WHAT YOU HAVE TO DO ::
Transcribe the entries that follow exactly as they appear, minus pictures.

RECORD EXCERPTS ::
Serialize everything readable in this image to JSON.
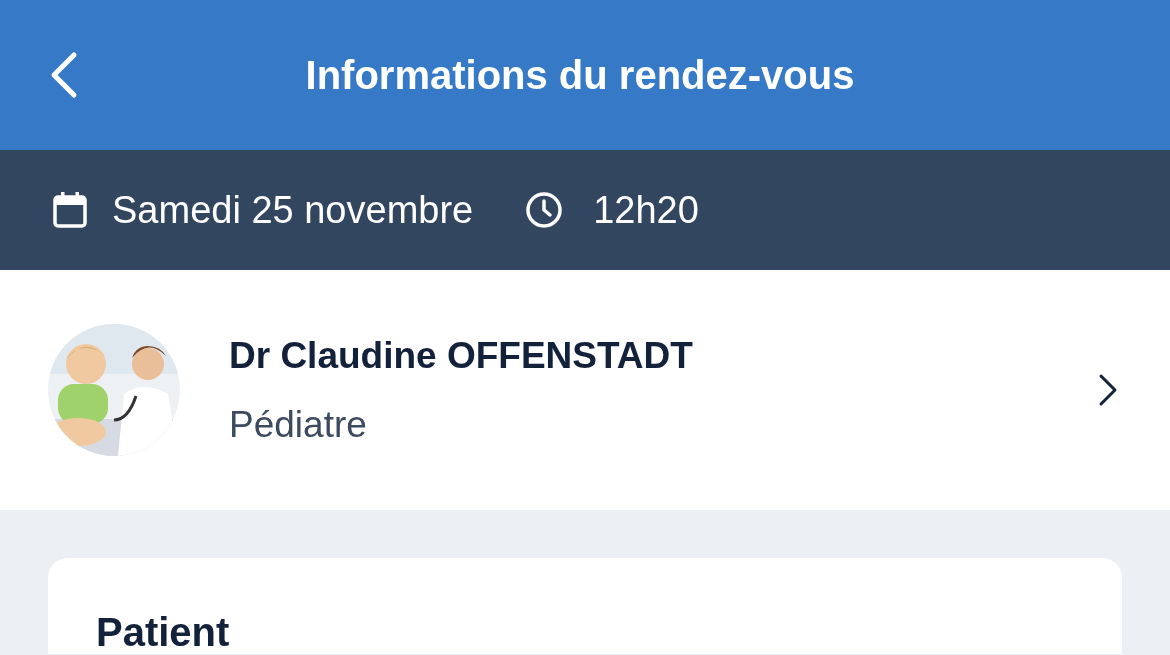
{
  "header": {
    "title": "Informations du rendez-vous"
  },
  "schedule": {
    "date": "Samedi 25 novembre",
    "time": "12h20"
  },
  "practitioner": {
    "name": "Dr Claudine OFFENSTADT",
    "specialty": "Pédiatre"
  },
  "card": {
    "title": "Patient"
  }
}
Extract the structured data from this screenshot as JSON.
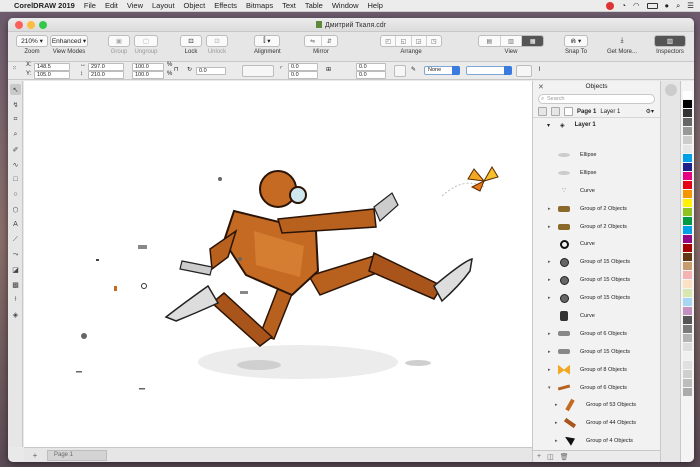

RESULT FOR THIS TASK ::
Serialize everything readable in this image to JSON.
{
  "header": {
    "title": "Informations du rendez-vous"
  },
  "schedule": {
    "date": "Samedi 25 novembre",
    "time": "12h20"
  },
  "practitioner": {
    "name": "Dr Claudine OFFENSTADT",
    "specialty": "Pédiatre"
  },
  "card": {
    "title": "Patient"
  }
}
Extract the structured data from this screenshot as JSON.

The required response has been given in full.